Input rows

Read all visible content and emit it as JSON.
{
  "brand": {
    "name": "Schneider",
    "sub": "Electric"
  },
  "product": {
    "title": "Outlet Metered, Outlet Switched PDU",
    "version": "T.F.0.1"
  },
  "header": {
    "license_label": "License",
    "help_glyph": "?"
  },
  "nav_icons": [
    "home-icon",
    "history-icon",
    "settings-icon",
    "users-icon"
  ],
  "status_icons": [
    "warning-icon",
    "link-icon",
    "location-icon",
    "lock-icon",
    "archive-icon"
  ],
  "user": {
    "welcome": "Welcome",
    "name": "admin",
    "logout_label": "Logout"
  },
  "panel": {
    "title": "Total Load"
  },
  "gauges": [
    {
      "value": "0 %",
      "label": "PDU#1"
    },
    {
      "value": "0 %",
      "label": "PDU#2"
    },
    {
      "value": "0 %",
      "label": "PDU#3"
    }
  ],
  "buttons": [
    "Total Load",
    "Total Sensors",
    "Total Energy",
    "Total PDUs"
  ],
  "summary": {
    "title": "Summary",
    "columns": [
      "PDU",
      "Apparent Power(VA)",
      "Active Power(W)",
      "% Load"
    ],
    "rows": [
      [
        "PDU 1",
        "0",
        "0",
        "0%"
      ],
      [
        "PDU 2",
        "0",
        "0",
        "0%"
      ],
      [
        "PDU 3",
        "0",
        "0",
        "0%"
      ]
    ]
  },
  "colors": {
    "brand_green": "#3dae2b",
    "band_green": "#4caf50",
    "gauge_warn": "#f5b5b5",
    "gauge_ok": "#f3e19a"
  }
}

Task details
All of the data must be returned exactly.

Response to this exercise
Read all visible content and emit it as JSON.
{
  "brand": {
    "name": "Schneider",
    "sub": "Electric"
  },
  "product": {
    "title": "Outlet Metered, Outlet Switched PDU",
    "version": "T.F.0.1"
  },
  "header": {
    "license_label": "License",
    "help_glyph": "?"
  },
  "nav_icons": [
    "home-icon",
    "history-icon",
    "settings-icon",
    "users-icon"
  ],
  "status_icons": [
    "warning-icon",
    "link-icon",
    "location-icon",
    "lock-icon",
    "archive-icon"
  ],
  "user": {
    "welcome": "Welcome",
    "name": "admin",
    "logout_label": "Logout"
  },
  "panel": {
    "title": "Total Load"
  },
  "gauges": [
    {
      "value": "0 %",
      "label": "PDU#1"
    },
    {
      "value": "0 %",
      "label": "PDU#2"
    },
    {
      "value": "0 %",
      "label": "PDU#3"
    }
  ],
  "buttons": [
    "Total Load",
    "Total Sensors",
    "Total Energy",
    "Total PDUs"
  ],
  "summary": {
    "title": "Summary",
    "columns": [
      "PDU",
      "Apparent Power(VA)",
      "Active Power(W)",
      "% Load"
    ],
    "rows": [
      [
        "PDU 1",
        "0",
        "0",
        "0%"
      ],
      [
        "PDU 2",
        "0",
        "0",
        "0%"
      ],
      [
        "PDU 3",
        "0",
        "0",
        "0%"
      ]
    ]
  },
  "colors": {
    "brand_green": "#3dae2b",
    "band_green": "#4caf50",
    "gauge_warn": "#f5b5b5",
    "gauge_ok": "#f3e19a"
  }
}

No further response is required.